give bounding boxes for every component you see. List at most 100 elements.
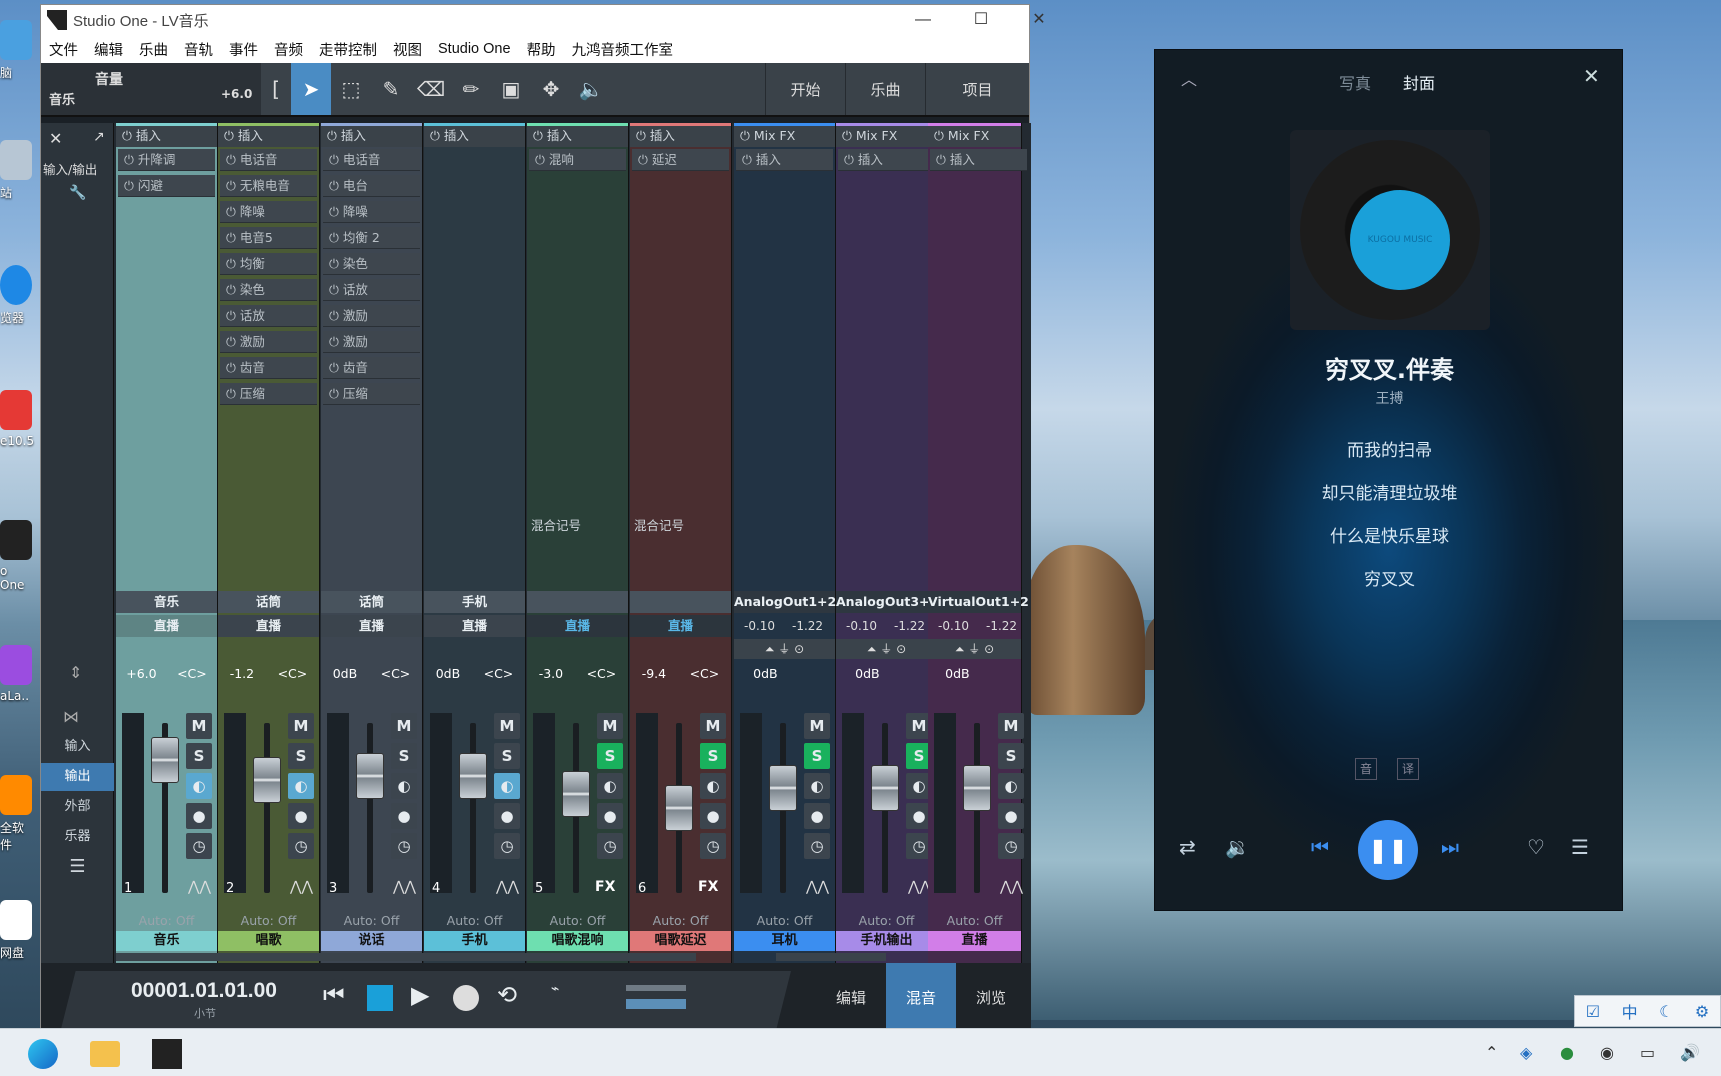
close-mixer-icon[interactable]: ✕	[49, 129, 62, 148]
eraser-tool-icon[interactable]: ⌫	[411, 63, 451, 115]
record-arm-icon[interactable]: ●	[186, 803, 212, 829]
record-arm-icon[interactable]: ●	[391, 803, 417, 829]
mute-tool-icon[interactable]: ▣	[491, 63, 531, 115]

__Consegna__
Riscrivi tutte le righe delle voci, richiesta compresa, traslando di 6 ogni coordinata dei riquadri nelle risposte. Non riportare le immagini.

__Soluzione__
give bounding boxes for every component you see. List at most 100 elements.
close-mixer-icon[interactable]: ✕	[55, 135, 68, 154]
eraser-tool-icon[interactable]: ⌫	[417, 69, 457, 121]
record-arm-icon[interactable]: ●	[192, 809, 218, 835]
record-arm-icon[interactable]: ●	[397, 809, 423, 835]
mute-tool-icon[interactable]: ▣	[497, 69, 537, 121]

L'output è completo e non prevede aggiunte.